Provided data —
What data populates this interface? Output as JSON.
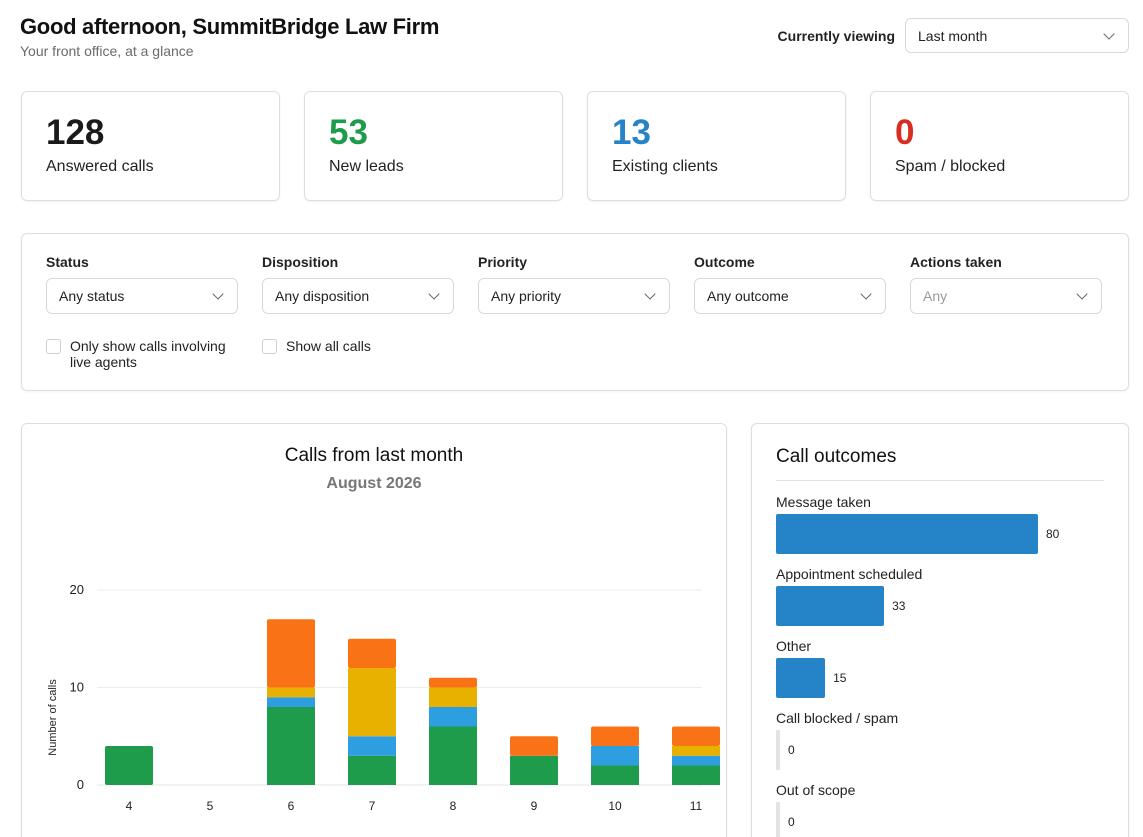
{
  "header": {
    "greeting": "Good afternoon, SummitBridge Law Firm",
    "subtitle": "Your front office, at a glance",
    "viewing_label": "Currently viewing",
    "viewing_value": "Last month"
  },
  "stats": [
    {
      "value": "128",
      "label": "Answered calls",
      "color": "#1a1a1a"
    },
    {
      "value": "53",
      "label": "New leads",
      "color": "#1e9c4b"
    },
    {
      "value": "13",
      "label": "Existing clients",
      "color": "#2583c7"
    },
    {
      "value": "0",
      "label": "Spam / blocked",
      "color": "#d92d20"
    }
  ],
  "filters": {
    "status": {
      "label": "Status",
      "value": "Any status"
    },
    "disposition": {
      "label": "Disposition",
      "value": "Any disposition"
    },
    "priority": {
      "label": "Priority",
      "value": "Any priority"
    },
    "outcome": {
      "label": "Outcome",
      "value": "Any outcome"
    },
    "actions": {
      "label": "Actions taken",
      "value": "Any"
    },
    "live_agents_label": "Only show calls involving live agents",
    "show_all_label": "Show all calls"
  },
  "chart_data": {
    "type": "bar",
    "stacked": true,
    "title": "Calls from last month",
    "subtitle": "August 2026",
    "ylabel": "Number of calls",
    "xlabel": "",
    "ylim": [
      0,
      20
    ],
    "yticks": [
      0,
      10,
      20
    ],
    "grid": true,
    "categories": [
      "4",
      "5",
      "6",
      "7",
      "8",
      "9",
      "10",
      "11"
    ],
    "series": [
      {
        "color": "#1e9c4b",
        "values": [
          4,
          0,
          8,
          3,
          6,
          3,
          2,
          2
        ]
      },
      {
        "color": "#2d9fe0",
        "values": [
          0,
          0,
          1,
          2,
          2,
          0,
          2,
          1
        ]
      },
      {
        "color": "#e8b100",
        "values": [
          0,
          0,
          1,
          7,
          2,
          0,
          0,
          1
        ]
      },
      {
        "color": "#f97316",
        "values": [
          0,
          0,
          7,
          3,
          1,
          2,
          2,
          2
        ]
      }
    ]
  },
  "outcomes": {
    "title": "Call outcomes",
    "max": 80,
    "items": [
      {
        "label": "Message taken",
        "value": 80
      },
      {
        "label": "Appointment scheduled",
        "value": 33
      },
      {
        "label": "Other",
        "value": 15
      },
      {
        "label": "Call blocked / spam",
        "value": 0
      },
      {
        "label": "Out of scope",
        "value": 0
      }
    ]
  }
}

Task to carry out — Within the data above, pick out all lines holding the word "month".

Answer to the task —
    "viewing_value": "Last month"
    "title": "Calls from last month",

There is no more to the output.